[Dataset records]
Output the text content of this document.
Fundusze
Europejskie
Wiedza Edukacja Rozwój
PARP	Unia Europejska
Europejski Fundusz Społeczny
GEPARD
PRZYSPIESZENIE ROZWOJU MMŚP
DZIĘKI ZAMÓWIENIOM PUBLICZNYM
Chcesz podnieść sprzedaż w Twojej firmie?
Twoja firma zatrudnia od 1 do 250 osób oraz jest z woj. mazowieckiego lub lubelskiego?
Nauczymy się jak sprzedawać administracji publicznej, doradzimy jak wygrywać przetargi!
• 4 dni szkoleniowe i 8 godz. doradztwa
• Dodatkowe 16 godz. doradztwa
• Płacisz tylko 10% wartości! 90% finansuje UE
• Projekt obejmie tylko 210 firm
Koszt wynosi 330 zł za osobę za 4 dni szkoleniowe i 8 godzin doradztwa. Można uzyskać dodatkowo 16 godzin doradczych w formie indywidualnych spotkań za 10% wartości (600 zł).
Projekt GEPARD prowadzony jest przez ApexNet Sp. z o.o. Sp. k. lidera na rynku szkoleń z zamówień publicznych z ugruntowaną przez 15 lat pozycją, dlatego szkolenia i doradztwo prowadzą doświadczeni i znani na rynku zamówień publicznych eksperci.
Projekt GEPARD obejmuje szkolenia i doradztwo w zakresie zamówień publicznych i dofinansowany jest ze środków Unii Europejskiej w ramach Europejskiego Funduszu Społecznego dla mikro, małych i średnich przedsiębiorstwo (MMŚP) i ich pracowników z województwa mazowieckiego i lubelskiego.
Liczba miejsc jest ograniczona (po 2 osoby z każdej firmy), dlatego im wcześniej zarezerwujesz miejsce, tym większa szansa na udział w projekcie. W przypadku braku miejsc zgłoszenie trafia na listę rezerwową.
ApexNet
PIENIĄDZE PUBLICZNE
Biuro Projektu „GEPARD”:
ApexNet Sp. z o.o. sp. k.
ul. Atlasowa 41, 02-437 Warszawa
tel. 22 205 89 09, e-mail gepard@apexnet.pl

[What to produce] Look for the word "mazowieckiego" and return every line where it occurs.

[Written answer]
Twoja firma zatrudnia od 1 do 250 osób oraz jest z woj. mazowieckiego lub lubelskiego?
Projekt GEPARD obejmuje szkolenia i doradztwo w zakresie zamówień publicznych i dofinansowany jest ze środków Unii Europejskiej w ramach Europejskiego Funduszu Społecznego dla mikro, małych i średnich przedsiębiorstwo (MMŚP) i ich pracowników z województwa mazowieckiego i lubelskiego.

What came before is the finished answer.